(Items listed in a dataset)
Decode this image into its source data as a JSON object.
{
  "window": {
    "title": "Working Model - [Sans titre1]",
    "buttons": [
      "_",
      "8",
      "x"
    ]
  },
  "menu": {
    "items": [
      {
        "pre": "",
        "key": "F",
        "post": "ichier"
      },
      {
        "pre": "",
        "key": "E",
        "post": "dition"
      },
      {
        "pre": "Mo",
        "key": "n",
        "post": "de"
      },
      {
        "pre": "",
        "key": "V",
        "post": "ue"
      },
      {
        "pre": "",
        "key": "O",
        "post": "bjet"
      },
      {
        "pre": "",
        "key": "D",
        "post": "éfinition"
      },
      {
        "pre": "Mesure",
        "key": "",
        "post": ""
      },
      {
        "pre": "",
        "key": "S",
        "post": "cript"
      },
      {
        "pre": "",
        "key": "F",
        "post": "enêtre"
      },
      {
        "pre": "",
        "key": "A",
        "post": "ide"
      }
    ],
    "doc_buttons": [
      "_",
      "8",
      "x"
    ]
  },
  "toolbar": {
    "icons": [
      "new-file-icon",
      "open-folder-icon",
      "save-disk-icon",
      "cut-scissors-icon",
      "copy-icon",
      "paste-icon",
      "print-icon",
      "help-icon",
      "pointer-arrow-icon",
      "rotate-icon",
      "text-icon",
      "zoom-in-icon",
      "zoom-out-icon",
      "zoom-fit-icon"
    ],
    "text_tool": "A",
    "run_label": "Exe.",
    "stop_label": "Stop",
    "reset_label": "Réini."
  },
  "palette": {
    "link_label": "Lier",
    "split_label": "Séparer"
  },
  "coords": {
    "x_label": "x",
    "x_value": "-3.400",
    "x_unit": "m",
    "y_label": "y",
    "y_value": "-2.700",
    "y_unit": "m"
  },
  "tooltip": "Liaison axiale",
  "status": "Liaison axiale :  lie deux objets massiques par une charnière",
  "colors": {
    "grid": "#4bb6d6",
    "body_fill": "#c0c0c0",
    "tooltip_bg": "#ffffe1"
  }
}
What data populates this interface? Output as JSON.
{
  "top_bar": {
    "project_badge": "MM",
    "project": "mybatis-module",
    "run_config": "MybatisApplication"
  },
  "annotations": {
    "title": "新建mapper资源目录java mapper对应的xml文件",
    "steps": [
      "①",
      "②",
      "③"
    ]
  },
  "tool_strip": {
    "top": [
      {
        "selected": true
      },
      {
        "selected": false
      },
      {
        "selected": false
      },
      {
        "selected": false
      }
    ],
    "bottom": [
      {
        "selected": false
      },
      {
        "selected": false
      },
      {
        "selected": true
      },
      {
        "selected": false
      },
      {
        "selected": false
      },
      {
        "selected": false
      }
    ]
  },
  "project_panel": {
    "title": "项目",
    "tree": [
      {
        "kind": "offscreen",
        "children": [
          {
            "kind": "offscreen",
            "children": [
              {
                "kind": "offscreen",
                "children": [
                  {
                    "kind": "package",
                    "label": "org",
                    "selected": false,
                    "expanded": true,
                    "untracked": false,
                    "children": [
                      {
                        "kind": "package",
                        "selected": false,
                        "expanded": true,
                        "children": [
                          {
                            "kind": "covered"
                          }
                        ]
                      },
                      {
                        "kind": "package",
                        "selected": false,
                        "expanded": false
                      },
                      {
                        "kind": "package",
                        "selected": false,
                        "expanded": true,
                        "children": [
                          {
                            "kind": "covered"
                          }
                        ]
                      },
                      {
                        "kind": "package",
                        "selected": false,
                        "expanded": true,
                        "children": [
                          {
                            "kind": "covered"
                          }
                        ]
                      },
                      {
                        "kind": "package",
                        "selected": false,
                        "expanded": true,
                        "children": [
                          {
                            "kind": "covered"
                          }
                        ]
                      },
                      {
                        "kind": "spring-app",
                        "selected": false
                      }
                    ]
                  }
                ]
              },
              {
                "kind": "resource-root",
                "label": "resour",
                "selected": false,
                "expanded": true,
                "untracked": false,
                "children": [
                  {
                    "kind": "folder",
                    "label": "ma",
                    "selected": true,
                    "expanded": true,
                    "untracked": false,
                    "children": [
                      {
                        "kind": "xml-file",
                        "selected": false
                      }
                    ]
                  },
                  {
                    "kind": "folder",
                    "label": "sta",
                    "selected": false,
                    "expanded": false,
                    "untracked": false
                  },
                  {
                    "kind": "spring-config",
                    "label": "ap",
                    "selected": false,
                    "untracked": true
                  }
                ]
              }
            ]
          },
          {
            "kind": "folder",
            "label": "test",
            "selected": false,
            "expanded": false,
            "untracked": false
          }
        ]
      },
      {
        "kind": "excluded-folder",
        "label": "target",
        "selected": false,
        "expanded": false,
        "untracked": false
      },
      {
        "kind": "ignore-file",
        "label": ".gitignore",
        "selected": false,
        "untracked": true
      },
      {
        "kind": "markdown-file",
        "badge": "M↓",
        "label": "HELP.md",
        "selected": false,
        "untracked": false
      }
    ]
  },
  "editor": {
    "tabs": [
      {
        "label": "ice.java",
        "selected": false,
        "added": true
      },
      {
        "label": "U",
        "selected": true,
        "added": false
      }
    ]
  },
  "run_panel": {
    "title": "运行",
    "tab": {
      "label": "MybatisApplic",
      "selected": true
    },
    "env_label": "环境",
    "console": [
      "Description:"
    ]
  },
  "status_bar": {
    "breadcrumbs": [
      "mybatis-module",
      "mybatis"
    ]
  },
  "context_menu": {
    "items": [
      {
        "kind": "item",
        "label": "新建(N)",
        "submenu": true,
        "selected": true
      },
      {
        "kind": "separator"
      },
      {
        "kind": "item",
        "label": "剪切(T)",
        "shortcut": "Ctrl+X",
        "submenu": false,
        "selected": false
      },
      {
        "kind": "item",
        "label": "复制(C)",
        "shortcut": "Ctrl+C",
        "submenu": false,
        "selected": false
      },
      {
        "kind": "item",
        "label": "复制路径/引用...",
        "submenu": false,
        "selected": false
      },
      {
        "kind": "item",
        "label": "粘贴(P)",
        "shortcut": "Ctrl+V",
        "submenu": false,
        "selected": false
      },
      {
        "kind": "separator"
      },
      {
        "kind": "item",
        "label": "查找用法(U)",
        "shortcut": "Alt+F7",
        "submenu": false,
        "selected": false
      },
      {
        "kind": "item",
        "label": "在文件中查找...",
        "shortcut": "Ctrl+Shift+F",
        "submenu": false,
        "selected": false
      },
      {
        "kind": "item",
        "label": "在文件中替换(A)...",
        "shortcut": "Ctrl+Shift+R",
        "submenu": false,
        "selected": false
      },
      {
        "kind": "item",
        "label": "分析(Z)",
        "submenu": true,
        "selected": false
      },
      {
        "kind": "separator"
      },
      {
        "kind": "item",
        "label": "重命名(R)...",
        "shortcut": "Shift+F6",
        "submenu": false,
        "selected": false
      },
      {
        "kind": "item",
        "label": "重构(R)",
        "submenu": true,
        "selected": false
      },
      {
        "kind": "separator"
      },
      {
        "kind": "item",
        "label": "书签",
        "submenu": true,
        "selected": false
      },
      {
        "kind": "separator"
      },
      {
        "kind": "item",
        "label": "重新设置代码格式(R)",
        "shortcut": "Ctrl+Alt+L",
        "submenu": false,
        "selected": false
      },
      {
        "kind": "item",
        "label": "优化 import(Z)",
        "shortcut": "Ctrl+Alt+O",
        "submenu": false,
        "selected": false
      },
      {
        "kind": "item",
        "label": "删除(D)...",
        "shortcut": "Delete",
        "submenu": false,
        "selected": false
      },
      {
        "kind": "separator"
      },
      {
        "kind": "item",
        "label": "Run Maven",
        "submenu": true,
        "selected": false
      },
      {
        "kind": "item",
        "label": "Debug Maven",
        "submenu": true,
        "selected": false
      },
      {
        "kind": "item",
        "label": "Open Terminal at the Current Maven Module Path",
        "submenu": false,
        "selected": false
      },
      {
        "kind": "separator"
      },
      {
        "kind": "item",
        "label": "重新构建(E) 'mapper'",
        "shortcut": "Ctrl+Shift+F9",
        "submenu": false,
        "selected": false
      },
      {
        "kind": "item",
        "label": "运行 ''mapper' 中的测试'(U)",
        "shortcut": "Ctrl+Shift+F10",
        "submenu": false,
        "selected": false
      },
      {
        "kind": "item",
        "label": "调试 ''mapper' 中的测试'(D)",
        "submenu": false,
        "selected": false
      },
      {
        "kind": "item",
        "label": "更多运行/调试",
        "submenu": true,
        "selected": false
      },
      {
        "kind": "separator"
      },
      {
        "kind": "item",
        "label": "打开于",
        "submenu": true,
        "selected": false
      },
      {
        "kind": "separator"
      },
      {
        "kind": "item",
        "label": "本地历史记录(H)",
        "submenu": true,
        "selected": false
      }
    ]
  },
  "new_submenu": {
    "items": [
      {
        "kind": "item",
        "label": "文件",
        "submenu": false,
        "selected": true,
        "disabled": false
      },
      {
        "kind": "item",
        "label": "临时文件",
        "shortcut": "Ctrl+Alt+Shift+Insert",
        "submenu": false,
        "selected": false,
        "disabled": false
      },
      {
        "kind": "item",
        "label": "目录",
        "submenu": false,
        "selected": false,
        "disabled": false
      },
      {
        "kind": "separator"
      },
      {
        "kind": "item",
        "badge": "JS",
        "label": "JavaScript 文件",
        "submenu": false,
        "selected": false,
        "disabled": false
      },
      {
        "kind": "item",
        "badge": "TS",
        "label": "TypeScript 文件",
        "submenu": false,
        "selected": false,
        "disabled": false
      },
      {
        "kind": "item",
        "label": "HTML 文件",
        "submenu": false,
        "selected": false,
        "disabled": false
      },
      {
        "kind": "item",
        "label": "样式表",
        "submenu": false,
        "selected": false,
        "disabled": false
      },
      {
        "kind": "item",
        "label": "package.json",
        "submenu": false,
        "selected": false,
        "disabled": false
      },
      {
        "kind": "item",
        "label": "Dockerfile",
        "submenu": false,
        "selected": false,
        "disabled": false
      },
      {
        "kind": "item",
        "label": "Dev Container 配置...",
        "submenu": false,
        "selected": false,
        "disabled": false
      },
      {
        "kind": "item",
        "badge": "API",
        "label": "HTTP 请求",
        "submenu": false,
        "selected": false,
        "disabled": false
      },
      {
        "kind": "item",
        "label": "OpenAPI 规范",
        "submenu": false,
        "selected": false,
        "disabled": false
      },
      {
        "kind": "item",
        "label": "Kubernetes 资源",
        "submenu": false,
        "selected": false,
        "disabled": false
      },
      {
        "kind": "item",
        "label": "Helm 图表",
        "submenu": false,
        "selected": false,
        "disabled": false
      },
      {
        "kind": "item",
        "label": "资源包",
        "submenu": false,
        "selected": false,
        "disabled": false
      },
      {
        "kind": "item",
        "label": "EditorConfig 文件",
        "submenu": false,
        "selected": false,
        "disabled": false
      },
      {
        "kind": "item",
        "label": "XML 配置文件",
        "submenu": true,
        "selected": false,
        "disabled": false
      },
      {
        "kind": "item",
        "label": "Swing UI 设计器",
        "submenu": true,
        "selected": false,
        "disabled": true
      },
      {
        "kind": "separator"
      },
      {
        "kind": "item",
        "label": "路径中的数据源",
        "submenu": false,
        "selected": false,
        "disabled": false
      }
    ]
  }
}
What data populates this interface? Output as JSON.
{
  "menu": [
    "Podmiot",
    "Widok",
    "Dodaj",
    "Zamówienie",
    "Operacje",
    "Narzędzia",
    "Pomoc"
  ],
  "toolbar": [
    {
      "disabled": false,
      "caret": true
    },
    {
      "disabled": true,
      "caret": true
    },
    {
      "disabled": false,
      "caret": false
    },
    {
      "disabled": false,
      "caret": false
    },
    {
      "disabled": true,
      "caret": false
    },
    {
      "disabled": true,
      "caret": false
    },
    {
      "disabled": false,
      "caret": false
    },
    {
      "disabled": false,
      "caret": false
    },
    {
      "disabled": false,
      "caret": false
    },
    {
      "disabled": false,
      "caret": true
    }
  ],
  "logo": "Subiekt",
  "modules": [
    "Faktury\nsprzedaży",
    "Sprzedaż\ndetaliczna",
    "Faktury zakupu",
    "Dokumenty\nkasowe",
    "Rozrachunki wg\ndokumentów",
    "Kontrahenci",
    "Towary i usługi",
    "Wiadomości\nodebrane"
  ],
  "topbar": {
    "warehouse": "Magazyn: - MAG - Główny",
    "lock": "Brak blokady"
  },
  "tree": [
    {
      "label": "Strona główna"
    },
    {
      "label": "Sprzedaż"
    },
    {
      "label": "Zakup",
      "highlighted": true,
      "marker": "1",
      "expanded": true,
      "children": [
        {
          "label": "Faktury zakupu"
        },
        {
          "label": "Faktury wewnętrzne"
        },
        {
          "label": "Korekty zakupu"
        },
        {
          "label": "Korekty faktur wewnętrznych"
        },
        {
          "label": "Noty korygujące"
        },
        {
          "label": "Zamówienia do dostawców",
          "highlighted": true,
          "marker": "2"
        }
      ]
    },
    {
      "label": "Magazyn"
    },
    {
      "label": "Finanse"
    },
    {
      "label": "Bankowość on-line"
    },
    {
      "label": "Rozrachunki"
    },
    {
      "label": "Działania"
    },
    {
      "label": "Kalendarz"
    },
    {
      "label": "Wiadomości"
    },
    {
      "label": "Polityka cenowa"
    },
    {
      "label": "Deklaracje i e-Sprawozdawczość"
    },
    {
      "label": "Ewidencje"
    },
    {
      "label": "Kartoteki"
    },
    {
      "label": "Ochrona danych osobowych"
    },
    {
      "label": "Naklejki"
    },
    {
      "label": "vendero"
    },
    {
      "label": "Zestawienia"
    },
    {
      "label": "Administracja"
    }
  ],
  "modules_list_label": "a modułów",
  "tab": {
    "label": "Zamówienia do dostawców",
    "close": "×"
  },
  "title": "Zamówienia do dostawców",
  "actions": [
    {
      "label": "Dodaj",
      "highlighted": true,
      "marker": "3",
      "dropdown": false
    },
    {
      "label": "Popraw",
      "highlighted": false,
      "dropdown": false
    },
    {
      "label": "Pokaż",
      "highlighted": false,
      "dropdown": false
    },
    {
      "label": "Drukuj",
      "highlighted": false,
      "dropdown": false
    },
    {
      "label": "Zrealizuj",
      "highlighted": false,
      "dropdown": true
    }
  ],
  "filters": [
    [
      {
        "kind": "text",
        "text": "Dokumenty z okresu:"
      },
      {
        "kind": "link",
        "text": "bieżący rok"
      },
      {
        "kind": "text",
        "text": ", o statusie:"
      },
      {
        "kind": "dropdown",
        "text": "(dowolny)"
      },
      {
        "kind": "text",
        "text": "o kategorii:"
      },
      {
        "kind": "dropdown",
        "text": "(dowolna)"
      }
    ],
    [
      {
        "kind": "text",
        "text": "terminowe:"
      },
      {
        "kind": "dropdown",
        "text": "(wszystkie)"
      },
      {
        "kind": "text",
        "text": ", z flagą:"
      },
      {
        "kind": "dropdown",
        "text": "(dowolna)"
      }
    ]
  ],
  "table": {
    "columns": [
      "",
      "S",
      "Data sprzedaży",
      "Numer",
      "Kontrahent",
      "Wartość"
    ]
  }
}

**The task:**
Find the lines containing "Wiadomości" and list every one of them.

**Response:**
    "Wiadomości\nodebrane"
      "label": "Wiadomości"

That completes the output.